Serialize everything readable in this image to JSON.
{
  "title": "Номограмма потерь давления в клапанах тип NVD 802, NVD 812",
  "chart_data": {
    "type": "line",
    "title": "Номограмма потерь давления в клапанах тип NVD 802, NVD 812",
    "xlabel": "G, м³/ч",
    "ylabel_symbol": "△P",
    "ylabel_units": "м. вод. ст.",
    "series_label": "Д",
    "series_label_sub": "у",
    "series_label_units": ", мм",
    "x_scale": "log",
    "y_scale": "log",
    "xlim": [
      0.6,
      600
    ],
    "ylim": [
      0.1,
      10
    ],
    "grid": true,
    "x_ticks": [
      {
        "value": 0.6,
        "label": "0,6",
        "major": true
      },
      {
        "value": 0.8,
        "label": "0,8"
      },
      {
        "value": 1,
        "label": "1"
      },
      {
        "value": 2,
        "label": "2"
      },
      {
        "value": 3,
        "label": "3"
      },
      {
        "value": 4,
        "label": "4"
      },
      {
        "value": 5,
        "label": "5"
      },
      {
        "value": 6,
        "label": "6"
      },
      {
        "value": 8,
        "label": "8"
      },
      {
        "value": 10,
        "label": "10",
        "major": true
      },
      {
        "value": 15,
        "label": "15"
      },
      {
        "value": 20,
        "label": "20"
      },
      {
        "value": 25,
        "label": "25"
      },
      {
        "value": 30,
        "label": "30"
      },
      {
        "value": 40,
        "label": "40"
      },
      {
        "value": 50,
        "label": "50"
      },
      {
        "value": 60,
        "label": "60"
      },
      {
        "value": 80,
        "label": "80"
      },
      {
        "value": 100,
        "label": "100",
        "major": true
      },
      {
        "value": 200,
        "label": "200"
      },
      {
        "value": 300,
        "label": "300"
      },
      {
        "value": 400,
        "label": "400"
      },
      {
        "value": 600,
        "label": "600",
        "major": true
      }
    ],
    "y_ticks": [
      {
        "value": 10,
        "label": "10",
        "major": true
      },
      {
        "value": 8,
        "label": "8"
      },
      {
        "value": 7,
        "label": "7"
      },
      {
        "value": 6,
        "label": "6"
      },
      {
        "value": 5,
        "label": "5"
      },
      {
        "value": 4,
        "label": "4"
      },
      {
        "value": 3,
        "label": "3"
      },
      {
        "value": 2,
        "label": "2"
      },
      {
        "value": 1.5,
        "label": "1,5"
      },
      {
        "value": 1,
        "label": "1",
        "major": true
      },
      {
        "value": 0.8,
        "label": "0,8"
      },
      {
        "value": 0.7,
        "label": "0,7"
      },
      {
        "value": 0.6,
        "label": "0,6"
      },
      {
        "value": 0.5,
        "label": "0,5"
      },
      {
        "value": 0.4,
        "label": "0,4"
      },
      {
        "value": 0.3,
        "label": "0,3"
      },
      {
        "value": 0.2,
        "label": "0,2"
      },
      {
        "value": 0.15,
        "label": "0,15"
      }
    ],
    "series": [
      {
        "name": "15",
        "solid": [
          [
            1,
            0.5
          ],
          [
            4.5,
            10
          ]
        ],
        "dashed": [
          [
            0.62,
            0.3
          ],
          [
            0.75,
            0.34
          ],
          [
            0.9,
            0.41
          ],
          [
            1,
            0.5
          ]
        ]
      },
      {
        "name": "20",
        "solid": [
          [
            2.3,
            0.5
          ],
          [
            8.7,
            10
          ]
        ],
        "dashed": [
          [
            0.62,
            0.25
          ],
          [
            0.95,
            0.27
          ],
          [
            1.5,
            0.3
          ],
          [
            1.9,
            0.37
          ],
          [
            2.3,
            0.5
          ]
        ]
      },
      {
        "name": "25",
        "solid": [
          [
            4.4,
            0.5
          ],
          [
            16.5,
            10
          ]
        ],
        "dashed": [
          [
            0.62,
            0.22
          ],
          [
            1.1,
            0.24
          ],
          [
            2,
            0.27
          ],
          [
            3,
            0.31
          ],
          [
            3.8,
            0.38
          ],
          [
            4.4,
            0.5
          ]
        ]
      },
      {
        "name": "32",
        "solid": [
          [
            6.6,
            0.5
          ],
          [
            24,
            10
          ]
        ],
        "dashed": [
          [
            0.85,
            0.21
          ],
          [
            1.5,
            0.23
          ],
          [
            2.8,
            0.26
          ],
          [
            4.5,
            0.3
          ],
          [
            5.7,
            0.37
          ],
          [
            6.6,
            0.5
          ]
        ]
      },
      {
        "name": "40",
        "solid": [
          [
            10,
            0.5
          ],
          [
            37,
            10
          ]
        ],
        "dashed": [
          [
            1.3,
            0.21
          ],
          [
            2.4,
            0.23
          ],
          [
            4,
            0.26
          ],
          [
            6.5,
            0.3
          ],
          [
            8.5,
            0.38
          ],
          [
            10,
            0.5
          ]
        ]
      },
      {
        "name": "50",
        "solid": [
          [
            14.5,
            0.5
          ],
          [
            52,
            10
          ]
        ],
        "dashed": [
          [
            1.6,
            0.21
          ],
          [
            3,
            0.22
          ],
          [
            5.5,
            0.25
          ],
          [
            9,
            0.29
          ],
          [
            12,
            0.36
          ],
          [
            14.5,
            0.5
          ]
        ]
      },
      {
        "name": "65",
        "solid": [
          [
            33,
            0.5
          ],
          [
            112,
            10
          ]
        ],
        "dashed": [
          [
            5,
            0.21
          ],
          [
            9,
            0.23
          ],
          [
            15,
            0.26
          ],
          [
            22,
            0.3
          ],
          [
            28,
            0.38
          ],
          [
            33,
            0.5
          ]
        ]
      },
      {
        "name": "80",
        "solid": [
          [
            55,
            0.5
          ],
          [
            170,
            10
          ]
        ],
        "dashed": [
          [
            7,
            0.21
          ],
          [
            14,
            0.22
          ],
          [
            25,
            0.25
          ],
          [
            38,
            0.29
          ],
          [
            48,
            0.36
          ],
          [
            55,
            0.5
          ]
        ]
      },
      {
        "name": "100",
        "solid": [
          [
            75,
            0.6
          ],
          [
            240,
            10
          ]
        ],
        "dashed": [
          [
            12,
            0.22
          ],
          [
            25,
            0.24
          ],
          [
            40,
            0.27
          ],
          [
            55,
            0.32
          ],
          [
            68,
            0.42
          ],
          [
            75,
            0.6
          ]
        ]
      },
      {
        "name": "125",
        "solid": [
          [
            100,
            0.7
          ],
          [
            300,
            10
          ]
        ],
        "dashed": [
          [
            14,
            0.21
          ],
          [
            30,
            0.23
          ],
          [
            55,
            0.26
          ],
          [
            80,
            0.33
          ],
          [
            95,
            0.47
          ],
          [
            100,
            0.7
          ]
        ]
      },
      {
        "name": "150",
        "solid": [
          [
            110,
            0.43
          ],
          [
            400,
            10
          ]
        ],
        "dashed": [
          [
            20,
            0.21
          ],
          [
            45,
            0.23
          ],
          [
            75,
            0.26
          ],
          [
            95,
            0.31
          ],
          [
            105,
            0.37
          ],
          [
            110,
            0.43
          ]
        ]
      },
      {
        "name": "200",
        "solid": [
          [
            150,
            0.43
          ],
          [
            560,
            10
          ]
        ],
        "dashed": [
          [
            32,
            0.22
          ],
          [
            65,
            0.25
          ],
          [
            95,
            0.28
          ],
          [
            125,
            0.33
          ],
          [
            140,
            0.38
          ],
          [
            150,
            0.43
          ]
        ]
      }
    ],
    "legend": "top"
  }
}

━━━━

#### [TASK]
Transcribe all of the entries without altering anything.

#### [RESPONSE FOR THIS EXERCISE]
Serialize everything readable in this image to JSON.
{
  "title": "Номограмма потерь давления в клапанах тип NVD 802, NVD 812",
  "chart_data": {
    "type": "line",
    "title": "Номограмма потерь давления в клапанах тип NVD 802, NVD 812",
    "xlabel": "G, м³/ч",
    "ylabel_symbol": "△P",
    "ylabel_units": "м. вод. ст.",
    "series_label": "Д",
    "series_label_sub": "у",
    "series_label_units": ", мм",
    "x_scale": "log",
    "y_scale": "log",
    "xlim": [
      0.6,
      600
    ],
    "ylim": [
      0.1,
      10
    ],
    "grid": true,
    "x_ticks": [
      {
        "value": 0.6,
        "label": "0,6",
        "major": true
      },
      {
        "value": 0.8,
        "label": "0,8"
      },
      {
        "value": 1,
        "label": "1"
      },
      {
        "value": 2,
        "label": "2"
      },
      {
        "value": 3,
        "label": "3"
      },
      {
        "value": 4,
        "label": "4"
      },
      {
        "value": 5,
        "label": "5"
      },
      {
        "value": 6,
        "label": "6"
      },
      {
        "value": 8,
        "label": "8"
      },
      {
        "value": 10,
        "label": "10",
        "major": true
      },
      {
        "value": 15,
        "label": "15"
      },
      {
        "value": 20,
        "label": "20"
      },
      {
        "value": 25,
        "label": "25"
      },
      {
        "value": 30,
        "label": "30"
      },
      {
        "value": 40,
        "label": "40"
      },
      {
        "value": 50,
        "label": "50"
      },
      {
        "value": 60,
        "label": "60"
      },
      {
        "value": 80,
        "label": "80"
      },
      {
        "value": 100,
        "label": "100",
        "major": true
      },
      {
        "value": 200,
        "label": "200"
      },
      {
        "value": 300,
        "label": "300"
      },
      {
        "value": 400,
        "label": "400"
      },
      {
        "value": 600,
        "label": "600",
        "major": true
      }
    ],
    "y_ticks": [
      {
        "value": 10,
        "label": "10",
        "major": true
      },
      {
        "value": 8,
        "label": "8"
      },
      {
        "value": 7,
        "label": "7"
      },
      {
        "value": 6,
        "label": "6"
      },
      {
        "value": 5,
        "label": "5"
      },
      {
        "value": 4,
        "label": "4"
      },
      {
        "value": 3,
        "label": "3"
      },
      {
        "value": 2,
        "label": "2"
      },
      {
        "value": 1.5,
        "label": "1,5"
      },
      {
        "value": 1,
        "label": "1",
        "major": true
      },
      {
        "value": 0.8,
        "label": "0,8"
      },
      {
        "value": 0.7,
        "label": "0,7"
      },
      {
        "value": 0.6,
        "label": "0,6"
      },
      {
        "value": 0.5,
        "label": "0,5"
      },
      {
        "value": 0.4,
        "label": "0,4"
      },
      {
        "value": 0.3,
        "label": "0,3"
      },
      {
        "value": 0.2,
        "label": "0,2"
      },
      {
        "value": 0.15,
        "label": "0,15"
      }
    ],
    "series": [
      {
        "name": "15",
        "solid": [
          [
            1,
            0.5
          ],
          [
            4.5,
            10
          ]
        ],
        "dashed": [
          [
            0.62,
            0.3
          ],
          [
            0.75,
            0.34
          ],
          [
            0.9,
            0.41
          ],
          [
            1,
            0.5
          ]
        ]
      },
      {
        "name": "20",
        "solid": [
          [
            2.3,
            0.5
          ],
          [
            8.7,
            10
          ]
        ],
        "dashed": [
          [
            0.62,
            0.25
          ],
          [
            0.95,
            0.27
          ],
          [
            1.5,
            0.3
          ],
          [
            1.9,
            0.37
          ],
          [
            2.3,
            0.5
          ]
        ]
      },
      {
        "name": "25",
        "solid": [
          [
            4.4,
            0.5
          ],
          [
            16.5,
            10
          ]
        ],
        "dashed": [
          [
            0.62,
            0.22
          ],
          [
            1.1,
            0.24
          ],
          [
            2,
            0.27
          ],
          [
            3,
            0.31
          ],
          [
            3.8,
            0.38
          ],
          [
            4.4,
            0.5
          ]
        ]
      },
      {
        "name": "32",
        "solid": [
          [
            6.6,
            0.5
          ],
          [
            24,
            10
          ]
        ],
        "dashed": [
          [
            0.85,
            0.21
          ],
          [
            1.5,
            0.23
          ],
          [
            2.8,
            0.26
          ],
          [
            4.5,
            0.3
          ],
          [
            5.7,
            0.37
          ],
          [
            6.6,
            0.5
          ]
        ]
      },
      {
        "name": "40",
        "solid": [
          [
            10,
            0.5
          ],
          [
            37,
            10
          ]
        ],
        "dashed": [
          [
            1.3,
            0.21
          ],
          [
            2.4,
            0.23
          ],
          [
            4,
            0.26
          ],
          [
            6.5,
            0.3
          ],
          [
            8.5,
            0.38
          ],
          [
            10,
            0.5
          ]
        ]
      },
      {
        "name": "50",
        "solid": [
          [
            14.5,
            0.5
          ],
          [
            52,
            10
          ]
        ],
        "dashed": [
          [
            1.6,
            0.21
          ],
          [
            3,
            0.22
          ],
          [
            5.5,
            0.25
          ],
          [
            9,
            0.29
          ],
          [
            12,
            0.36
          ],
          [
            14.5,
            0.5
          ]
        ]
      },
      {
        "name": "65",
        "solid": [
          [
            33,
            0.5
          ],
          [
            112,
            10
          ]
        ],
        "dashed": [
          [
            5,
            0.21
          ],
          [
            9,
            0.23
          ],
          [
            15,
            0.26
          ],
          [
            22,
            0.3
          ],
          [
            28,
            0.38
          ],
          [
            33,
            0.5
          ]
        ]
      },
      {
        "name": "80",
        "solid": [
          [
            55,
            0.5
          ],
          [
            170,
            10
          ]
        ],
        "dashed": [
          [
            7,
            0.21
          ],
          [
            14,
            0.22
          ],
          [
            25,
            0.25
          ],
          [
            38,
            0.29
          ],
          [
            48,
            0.36
          ],
          [
            55,
            0.5
          ]
        ]
      },
      {
        "name": "100",
        "solid": [
          [
            75,
            0.6
          ],
          [
            240,
            10
          ]
        ],
        "dashed": [
          [
            12,
            0.22
          ],
          [
            25,
            0.24
          ],
          [
            40,
            0.27
          ],
          [
            55,
            0.32
          ],
          [
            68,
            0.42
          ],
          [
            75,
            0.6
          ]
        ]
      },
      {
        "name": "125",
        "solid": [
          [
            100,
            0.7
          ],
          [
            300,
            10
          ]
        ],
        "dashed": [
          [
            14,
            0.21
          ],
          [
            30,
            0.23
          ],
          [
            55,
            0.26
          ],
          [
            80,
            0.33
          ],
          [
            95,
            0.47
          ],
          [
            100,
            0.7
          ]
        ]
      },
      {
        "name": "150",
        "solid": [
          [
            110,
            0.43
          ],
          [
            400,
            10
          ]
        ],
        "dashed": [
          [
            20,
            0.21
          ],
          [
            45,
            0.23
          ],
          [
            75,
            0.26
          ],
          [
            95,
            0.31
          ],
          [
            105,
            0.37
          ],
          [
            110,
            0.43
          ]
        ]
      },
      {
        "name": "200",
        "solid": [
          [
            150,
            0.43
          ],
          [
            560,
            10
          ]
        ],
        "dashed": [
          [
            32,
            0.22
          ],
          [
            65,
            0.25
          ],
          [
            95,
            0.28
          ],
          [
            125,
            0.33
          ],
          [
            140,
            0.38
          ],
          [
            150,
            0.43
          ]
        ]
      }
    ],
    "legend": "top"
  }
}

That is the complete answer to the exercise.